__Material for the task__
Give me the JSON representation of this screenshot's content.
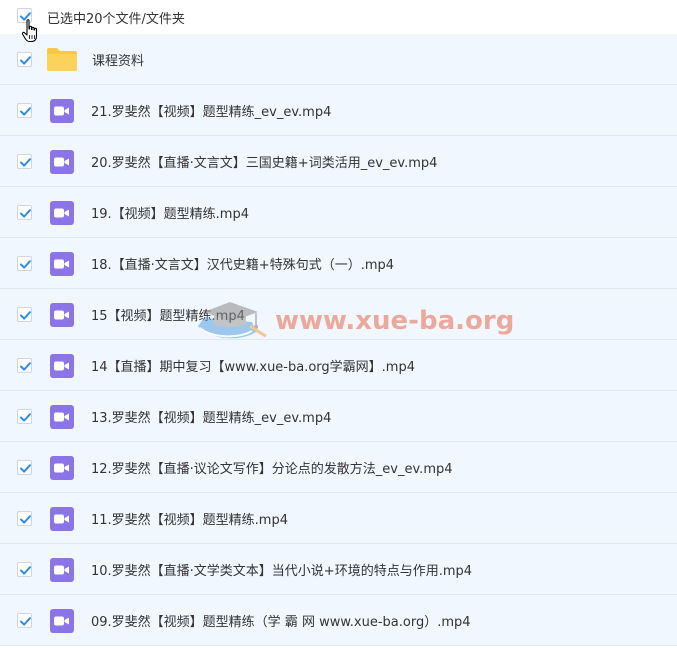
{
  "header": {
    "selection_label": "已选中20个文件/文件夹",
    "select_all_checked": true
  },
  "watermark": {
    "text": "www.xue-ba.org",
    "icon": "graduation-cap-icon"
  },
  "colors": {
    "row_bg": "#f1f7fe",
    "checkbox_check": "#2f8df0",
    "video_icon_bg": "#8b74e8",
    "folder": "#f7c843",
    "watermark": "#e85d3b"
  },
  "items": [
    {
      "type": "folder",
      "name": "课程资料",
      "checked": true,
      "icon": "folder-icon"
    },
    {
      "type": "video",
      "name": "21.罗斐然【视频】题型精练_ev_ev.mp4",
      "checked": true,
      "icon": "video-file-icon"
    },
    {
      "type": "video",
      "name": "20.罗斐然【直播·文言文】三国史籍+词类活用_ev_ev.mp4",
      "checked": true,
      "icon": "video-file-icon"
    },
    {
      "type": "video",
      "name": "19.【视频】题型精练.mp4",
      "checked": true,
      "icon": "video-file-icon"
    },
    {
      "type": "video",
      "name": "18.【直播·文言文】汉代史籍+特殊句式（一）.mp4",
      "checked": true,
      "icon": "video-file-icon"
    },
    {
      "type": "video",
      "name": "15【视频】题型精练.mp4",
      "checked": true,
      "icon": "video-file-icon"
    },
    {
      "type": "video",
      "name": "14【直播】期中复习【www.xue-ba.org学霸网】.mp4",
      "checked": true,
      "icon": "video-file-icon"
    },
    {
      "type": "video",
      "name": "13.罗斐然【视频】题型精练_ev_ev.mp4",
      "checked": true,
      "icon": "video-file-icon"
    },
    {
      "type": "video",
      "name": "12.罗斐然【直播·议论文写作】分论点的发散方法_ev_ev.mp4",
      "checked": true,
      "icon": "video-file-icon"
    },
    {
      "type": "video",
      "name": "11.罗斐然【视频】题型精练.mp4",
      "checked": true,
      "icon": "video-file-icon"
    },
    {
      "type": "video",
      "name": "10.罗斐然【直播·文学类文本】当代小说+环境的特点与作用.mp4",
      "checked": true,
      "icon": "video-file-icon"
    },
    {
      "type": "video",
      "name": "09.罗斐然【视频】题型精练（学 霸 网 www.xue-ba.org）.mp4",
      "checked": true,
      "icon": "video-file-icon"
    }
  ]
}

__Problem to solve__
Pick out all lines containing the string "name".

__Output below__
      "name": "课程资料",
      "name": "21.罗斐然【视频】题型精练_ev_ev.mp4",
      "name": "20.罗斐然【直播·文言文】三国史籍+词类活用_ev_ev.mp4",
      "name": "19.【视频】题型精练.mp4",
      "name": "18.【直播·文言文】汉代史籍+特殊句式（一）.mp4",
      "name": "15【视频】题型精练.mp4",
      "name": "14【直播】期中复习【www.xue-ba.org学霸网】.mp4",
      "name": "13.罗斐然【视频】题型精练_ev_ev.mp4",
      "name": "12.罗斐然【直播·议论文写作】分论点的发散方法_ev_ev.mp4",
      "name": "11.罗斐然【视频】题型精练.mp4",
      "name": "10.罗斐然【直播·文学类文本】当代小说+环境的特点与作用.mp4",
      "name": "09.罗斐然【视频】题型精练（学 霸 网 www.xue-ba.org）.mp4",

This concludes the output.